▸ Records from a data collection
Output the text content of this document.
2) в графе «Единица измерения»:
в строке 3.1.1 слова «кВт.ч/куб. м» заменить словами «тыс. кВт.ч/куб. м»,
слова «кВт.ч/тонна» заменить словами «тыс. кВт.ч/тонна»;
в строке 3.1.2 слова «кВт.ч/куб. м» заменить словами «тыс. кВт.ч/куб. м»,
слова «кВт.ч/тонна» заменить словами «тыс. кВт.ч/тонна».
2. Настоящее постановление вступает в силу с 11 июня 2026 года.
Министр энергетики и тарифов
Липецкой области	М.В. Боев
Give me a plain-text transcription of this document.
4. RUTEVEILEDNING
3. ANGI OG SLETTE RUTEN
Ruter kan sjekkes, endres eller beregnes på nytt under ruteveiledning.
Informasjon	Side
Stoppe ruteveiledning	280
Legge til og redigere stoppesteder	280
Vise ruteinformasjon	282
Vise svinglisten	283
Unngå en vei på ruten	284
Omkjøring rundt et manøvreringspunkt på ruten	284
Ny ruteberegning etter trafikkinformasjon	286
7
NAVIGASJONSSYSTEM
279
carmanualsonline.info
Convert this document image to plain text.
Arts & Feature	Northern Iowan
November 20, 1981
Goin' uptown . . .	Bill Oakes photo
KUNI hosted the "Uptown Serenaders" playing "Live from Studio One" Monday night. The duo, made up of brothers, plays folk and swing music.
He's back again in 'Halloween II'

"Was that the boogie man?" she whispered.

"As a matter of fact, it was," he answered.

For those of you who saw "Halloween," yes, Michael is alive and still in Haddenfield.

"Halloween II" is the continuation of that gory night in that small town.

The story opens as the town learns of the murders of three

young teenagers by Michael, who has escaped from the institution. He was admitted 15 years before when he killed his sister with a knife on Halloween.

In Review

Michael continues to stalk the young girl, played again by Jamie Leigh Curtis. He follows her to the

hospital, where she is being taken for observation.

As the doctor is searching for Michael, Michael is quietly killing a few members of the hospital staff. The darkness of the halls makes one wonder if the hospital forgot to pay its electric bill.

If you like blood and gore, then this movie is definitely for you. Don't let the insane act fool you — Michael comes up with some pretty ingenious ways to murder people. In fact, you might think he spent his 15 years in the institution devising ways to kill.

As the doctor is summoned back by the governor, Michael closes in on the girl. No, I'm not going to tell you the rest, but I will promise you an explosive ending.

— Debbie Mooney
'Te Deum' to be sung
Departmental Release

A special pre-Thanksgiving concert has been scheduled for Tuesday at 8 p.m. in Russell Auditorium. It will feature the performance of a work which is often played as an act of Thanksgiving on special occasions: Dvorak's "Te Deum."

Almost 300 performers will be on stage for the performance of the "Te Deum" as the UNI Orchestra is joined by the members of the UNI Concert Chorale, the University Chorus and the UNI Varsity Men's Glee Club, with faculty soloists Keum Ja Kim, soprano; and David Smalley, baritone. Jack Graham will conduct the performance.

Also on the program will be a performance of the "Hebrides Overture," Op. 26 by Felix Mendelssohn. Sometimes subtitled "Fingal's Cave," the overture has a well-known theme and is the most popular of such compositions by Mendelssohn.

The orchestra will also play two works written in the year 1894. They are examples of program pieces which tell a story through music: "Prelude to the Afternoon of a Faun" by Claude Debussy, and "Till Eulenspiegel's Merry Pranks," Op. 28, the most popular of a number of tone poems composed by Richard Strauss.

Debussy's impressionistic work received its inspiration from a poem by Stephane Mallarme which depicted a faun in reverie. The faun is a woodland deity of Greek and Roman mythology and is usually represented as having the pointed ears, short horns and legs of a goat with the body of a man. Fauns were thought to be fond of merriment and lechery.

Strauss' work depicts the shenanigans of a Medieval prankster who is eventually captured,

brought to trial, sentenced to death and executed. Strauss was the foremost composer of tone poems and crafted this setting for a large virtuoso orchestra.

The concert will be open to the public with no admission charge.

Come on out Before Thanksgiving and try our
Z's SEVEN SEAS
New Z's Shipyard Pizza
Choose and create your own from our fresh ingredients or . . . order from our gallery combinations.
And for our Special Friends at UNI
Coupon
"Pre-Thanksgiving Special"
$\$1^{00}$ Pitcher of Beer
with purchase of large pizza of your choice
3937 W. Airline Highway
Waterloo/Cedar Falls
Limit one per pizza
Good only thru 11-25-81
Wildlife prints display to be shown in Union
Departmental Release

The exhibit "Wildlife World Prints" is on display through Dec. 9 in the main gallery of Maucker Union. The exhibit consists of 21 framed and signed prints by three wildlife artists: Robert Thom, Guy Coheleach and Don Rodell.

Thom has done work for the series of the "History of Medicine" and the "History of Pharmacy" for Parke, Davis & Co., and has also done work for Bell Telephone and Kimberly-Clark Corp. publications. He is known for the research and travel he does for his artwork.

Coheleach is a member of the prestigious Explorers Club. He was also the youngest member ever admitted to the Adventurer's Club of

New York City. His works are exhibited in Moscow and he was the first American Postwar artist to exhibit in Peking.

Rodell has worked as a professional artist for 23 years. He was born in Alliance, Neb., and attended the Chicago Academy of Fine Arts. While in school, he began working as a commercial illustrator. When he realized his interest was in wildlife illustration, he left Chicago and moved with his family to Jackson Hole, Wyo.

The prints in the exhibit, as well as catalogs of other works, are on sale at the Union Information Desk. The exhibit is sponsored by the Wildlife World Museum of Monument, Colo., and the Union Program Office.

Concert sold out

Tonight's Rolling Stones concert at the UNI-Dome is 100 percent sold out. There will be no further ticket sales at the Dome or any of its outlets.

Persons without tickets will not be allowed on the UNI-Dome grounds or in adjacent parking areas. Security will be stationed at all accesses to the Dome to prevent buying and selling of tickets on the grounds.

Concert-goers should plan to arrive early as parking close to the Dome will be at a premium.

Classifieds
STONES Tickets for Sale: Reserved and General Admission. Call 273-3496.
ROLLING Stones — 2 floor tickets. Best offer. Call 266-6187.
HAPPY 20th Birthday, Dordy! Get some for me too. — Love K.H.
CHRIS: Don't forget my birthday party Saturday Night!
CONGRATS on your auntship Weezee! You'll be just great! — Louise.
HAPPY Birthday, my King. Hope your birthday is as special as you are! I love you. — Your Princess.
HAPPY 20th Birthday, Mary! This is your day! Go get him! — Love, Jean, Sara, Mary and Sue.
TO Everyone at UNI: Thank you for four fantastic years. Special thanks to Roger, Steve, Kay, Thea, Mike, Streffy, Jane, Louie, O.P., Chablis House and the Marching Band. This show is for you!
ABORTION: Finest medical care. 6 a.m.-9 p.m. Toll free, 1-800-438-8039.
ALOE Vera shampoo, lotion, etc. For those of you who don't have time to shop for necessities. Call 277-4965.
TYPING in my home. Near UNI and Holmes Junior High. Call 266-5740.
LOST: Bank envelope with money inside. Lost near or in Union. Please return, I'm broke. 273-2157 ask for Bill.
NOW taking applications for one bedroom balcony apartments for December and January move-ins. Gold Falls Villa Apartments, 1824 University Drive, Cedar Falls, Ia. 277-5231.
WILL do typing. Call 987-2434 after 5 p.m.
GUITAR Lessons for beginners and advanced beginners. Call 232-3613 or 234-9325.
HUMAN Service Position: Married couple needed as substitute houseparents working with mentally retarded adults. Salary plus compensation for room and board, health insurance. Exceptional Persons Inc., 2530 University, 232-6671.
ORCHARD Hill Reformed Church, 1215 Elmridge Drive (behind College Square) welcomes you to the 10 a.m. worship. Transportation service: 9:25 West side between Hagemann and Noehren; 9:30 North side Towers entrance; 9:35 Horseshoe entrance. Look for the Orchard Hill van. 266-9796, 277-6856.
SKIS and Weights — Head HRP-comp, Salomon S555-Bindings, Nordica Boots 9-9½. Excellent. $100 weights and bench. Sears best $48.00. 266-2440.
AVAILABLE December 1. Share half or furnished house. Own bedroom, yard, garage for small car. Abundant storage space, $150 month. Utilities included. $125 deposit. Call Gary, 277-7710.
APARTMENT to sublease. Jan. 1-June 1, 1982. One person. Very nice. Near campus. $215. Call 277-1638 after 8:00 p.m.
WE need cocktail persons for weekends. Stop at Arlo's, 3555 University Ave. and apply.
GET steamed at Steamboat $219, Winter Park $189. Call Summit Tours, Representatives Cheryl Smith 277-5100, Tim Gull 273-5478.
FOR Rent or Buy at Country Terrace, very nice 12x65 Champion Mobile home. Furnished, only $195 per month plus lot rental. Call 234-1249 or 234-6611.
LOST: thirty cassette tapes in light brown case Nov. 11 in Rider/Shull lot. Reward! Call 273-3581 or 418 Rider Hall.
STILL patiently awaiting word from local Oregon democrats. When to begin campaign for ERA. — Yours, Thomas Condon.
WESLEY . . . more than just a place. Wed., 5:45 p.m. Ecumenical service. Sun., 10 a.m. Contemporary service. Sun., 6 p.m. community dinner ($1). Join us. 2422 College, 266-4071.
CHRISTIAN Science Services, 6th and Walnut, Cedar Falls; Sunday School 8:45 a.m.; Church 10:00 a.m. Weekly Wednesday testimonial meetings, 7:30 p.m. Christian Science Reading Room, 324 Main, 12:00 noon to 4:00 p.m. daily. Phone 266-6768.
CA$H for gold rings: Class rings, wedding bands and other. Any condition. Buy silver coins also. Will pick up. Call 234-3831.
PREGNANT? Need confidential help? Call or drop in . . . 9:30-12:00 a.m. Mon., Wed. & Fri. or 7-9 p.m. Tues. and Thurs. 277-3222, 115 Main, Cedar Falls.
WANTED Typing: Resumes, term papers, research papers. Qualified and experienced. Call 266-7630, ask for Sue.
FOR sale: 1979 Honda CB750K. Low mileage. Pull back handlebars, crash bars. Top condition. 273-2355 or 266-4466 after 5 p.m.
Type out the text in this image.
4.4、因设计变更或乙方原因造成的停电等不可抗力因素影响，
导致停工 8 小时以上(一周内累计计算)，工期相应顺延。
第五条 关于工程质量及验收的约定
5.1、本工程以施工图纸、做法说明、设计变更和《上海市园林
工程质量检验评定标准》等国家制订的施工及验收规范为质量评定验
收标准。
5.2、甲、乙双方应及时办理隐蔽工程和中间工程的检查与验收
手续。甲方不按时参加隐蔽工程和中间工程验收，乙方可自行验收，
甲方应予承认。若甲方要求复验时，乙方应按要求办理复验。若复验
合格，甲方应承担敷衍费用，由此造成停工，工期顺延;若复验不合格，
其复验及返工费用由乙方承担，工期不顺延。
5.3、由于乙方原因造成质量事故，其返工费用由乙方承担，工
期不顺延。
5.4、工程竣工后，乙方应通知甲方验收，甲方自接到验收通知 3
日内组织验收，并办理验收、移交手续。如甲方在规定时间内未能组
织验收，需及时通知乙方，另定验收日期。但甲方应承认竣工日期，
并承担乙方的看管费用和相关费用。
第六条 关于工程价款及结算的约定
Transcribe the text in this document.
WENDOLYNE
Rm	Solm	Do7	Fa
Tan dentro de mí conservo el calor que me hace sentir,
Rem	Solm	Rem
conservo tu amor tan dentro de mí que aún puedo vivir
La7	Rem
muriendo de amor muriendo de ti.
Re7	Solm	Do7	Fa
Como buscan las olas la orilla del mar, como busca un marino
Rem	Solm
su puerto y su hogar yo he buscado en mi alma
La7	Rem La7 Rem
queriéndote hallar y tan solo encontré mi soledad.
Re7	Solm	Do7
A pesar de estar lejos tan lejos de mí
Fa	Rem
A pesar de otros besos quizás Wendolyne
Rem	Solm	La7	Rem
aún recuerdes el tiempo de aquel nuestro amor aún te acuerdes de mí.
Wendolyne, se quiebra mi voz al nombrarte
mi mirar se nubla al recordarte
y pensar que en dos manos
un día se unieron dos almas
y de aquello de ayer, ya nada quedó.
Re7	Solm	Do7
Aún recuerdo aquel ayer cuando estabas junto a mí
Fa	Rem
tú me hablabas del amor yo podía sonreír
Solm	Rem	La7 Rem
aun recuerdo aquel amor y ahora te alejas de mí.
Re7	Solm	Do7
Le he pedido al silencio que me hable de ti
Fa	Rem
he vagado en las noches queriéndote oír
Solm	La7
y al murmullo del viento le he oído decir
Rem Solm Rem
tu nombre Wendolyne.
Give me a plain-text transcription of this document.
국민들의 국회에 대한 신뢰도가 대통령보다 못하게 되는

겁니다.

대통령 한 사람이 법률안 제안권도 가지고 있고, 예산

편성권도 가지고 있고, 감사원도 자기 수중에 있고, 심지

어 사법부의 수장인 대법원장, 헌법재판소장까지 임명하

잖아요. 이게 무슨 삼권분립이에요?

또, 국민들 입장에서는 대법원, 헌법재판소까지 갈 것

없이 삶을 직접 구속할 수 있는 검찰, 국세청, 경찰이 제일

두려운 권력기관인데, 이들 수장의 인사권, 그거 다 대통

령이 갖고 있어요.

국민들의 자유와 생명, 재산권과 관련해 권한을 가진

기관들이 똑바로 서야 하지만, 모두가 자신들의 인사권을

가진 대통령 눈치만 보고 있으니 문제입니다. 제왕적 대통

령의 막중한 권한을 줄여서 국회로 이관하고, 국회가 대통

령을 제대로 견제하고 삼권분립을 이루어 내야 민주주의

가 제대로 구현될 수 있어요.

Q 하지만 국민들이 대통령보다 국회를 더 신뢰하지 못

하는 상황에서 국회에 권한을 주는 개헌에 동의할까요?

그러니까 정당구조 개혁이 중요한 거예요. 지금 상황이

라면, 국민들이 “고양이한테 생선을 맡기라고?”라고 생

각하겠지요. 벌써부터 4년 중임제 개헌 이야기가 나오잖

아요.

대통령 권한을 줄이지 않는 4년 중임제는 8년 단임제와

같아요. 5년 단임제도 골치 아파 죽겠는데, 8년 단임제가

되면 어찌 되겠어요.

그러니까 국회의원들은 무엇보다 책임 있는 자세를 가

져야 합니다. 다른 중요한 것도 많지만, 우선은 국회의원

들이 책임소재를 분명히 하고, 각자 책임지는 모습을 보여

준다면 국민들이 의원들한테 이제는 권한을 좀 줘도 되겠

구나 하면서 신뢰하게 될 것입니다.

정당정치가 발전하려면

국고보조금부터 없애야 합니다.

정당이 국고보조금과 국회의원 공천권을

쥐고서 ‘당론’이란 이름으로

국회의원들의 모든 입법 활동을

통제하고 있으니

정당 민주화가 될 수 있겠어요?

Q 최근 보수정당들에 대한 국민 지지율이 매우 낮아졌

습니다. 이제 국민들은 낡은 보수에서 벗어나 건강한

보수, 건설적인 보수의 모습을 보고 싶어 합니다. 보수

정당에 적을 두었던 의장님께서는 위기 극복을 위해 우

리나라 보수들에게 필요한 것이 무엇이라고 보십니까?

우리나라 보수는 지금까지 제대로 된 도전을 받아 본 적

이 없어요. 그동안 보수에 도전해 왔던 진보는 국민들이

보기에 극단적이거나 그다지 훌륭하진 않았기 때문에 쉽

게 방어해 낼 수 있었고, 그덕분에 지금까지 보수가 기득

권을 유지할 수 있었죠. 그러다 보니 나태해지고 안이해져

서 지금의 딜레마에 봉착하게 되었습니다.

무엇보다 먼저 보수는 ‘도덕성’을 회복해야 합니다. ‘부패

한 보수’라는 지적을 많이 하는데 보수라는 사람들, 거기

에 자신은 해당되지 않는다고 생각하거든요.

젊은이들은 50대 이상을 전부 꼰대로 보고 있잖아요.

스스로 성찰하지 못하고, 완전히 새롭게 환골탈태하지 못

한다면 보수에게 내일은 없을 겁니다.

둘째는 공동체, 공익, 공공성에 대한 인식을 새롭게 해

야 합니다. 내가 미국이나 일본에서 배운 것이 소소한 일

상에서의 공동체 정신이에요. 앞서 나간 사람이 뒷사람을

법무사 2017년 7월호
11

▸ Your objective
Look through the listing and extract every line with "admitted" in it.

▸ Solution for this problem
young teenagers by Michael, who has escaped from the institution. He was admitted 15 years before when he killed his sister with a knife on Halloween.
Coheleach is a member of the prestigious Explorers Club. He was also the youngest member ever admitted to the Adventurer's Club of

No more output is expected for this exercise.